WRITTEN TASK = Every line that contains the word "こわばり" should be copied out.

ENTRIES PROVIDED =
(begin)
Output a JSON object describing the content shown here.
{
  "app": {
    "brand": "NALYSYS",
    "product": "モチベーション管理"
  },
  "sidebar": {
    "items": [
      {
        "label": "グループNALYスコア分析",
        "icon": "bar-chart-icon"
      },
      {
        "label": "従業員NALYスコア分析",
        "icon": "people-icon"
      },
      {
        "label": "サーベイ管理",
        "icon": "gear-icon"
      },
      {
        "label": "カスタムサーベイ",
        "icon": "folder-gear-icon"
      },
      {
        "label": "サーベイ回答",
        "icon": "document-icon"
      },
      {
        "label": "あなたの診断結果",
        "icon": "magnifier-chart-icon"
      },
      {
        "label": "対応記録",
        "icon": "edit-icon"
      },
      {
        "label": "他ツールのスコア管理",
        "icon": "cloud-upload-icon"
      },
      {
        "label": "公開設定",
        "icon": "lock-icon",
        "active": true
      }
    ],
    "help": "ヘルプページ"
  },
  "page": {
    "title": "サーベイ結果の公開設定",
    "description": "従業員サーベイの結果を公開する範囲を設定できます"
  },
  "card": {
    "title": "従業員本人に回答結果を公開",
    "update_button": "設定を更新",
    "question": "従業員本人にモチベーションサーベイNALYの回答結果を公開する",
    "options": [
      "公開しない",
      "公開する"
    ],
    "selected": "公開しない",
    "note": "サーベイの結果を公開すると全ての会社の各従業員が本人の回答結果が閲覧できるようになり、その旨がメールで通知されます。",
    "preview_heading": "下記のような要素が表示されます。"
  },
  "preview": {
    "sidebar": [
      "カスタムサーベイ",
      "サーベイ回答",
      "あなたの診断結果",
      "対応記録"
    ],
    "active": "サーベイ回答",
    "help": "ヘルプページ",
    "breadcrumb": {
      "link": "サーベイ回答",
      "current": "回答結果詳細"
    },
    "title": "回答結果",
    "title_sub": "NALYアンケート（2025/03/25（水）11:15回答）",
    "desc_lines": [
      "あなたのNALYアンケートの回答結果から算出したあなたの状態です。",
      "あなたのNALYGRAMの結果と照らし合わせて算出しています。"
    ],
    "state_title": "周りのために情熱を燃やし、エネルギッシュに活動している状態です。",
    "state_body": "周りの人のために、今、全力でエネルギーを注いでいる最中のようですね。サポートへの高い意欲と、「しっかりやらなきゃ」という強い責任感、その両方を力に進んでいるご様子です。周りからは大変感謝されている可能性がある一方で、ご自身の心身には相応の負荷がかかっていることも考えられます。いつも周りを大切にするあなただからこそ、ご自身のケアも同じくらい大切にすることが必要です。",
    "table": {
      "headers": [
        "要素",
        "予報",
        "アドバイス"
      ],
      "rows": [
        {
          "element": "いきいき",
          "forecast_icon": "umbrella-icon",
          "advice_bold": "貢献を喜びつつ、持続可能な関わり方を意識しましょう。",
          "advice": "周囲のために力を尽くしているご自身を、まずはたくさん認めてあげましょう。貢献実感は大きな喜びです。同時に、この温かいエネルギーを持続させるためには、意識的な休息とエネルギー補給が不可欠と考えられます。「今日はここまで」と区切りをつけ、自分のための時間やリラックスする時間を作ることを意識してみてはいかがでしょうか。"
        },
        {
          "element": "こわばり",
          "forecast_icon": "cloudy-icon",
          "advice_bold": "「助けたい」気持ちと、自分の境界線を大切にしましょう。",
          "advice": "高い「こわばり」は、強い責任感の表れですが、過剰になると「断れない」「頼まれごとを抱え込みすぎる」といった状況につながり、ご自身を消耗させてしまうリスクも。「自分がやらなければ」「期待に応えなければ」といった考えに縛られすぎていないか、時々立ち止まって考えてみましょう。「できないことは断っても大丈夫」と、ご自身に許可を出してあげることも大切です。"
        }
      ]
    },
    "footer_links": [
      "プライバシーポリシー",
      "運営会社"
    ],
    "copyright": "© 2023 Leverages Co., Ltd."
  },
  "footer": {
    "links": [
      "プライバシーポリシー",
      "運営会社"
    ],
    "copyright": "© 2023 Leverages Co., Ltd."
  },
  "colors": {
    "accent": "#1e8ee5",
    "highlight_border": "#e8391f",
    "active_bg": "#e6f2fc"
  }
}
(end)
ANSWER IN FULL =
          "element": "こわばり",
          "advice": "高い「こわばり」は、強い責任感の表れですが、過剰になると「断れない」「頼まれごとを抱え込みすぎる」といった状況につながり、ご自身を消耗させてしまうリスクも。「自分がやらなければ」「期待に応えなければ」といった考えに縛られすぎていないか、時々立ち止まって考えてみましょう。「できないことは断っても大丈夫」と、ご自身に許可を出してあげることも大切です。"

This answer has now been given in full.